**Task statement**
Reproduce the listing word for word, leaving every picture behind.

-- Begin Provided data --

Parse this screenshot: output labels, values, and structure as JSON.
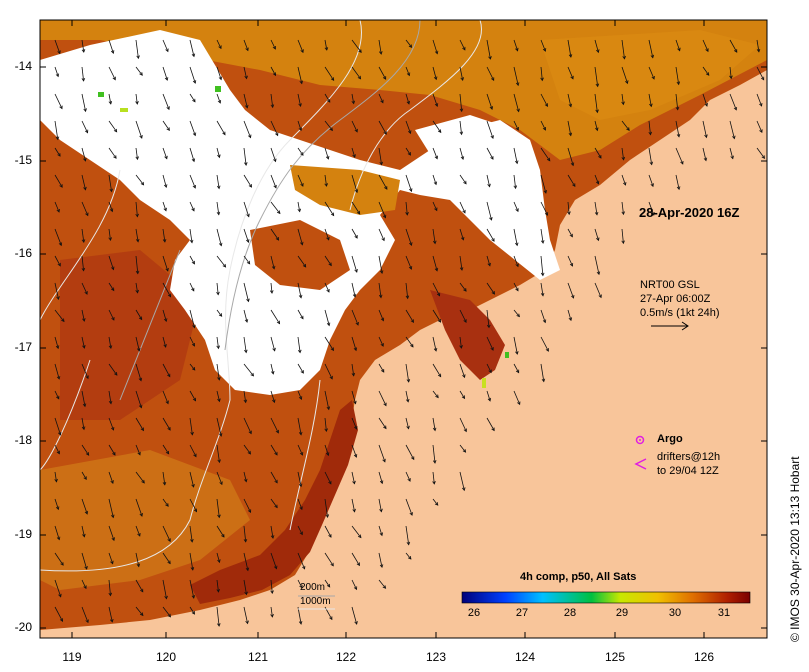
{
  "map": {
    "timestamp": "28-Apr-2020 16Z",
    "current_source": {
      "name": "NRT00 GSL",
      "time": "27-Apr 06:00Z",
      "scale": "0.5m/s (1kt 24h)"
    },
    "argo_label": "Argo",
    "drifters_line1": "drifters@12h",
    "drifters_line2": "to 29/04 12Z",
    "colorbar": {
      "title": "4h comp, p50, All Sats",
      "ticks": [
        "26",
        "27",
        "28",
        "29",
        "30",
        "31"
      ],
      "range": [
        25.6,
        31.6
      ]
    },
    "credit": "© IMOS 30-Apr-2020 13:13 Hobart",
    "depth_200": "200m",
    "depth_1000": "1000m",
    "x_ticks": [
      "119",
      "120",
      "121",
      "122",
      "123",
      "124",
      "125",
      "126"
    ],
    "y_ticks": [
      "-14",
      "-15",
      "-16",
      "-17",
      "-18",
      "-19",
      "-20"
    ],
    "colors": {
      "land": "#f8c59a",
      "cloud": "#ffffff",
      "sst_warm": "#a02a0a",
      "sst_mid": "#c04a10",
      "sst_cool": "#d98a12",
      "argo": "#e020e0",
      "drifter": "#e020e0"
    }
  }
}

-- End Provided data --

**Output of the exercise**
Parse this screenshot: output labels, values, and structure as JSON.
{
  "map": {
    "timestamp": "28-Apr-2020 16Z",
    "current_source": {
      "name": "NRT00 GSL",
      "time": "27-Apr 06:00Z",
      "scale": "0.5m/s (1kt 24h)"
    },
    "argo_label": "Argo",
    "drifters_line1": "drifters@12h",
    "drifters_line2": "to 29/04 12Z",
    "colorbar": {
      "title": "4h comp, p50, All Sats",
      "ticks": [
        "26",
        "27",
        "28",
        "29",
        "30",
        "31"
      ],
      "range": [
        25.6,
        31.6
      ]
    },
    "credit": "© IMOS 30-Apr-2020 13:13 Hobart",
    "depth_200": "200m",
    "depth_1000": "1000m",
    "x_ticks": [
      "119",
      "120",
      "121",
      "122",
      "123",
      "124",
      "125",
      "126"
    ],
    "y_ticks": [
      "-14",
      "-15",
      "-16",
      "-17",
      "-18",
      "-19",
      "-20"
    ],
    "colors": {
      "land": "#f8c59a",
      "cloud": "#ffffff",
      "sst_warm": "#a02a0a",
      "sst_mid": "#c04a10",
      "sst_cool": "#d98a12",
      "argo": "#e020e0",
      "drifter": "#e020e0"
    }
  }
}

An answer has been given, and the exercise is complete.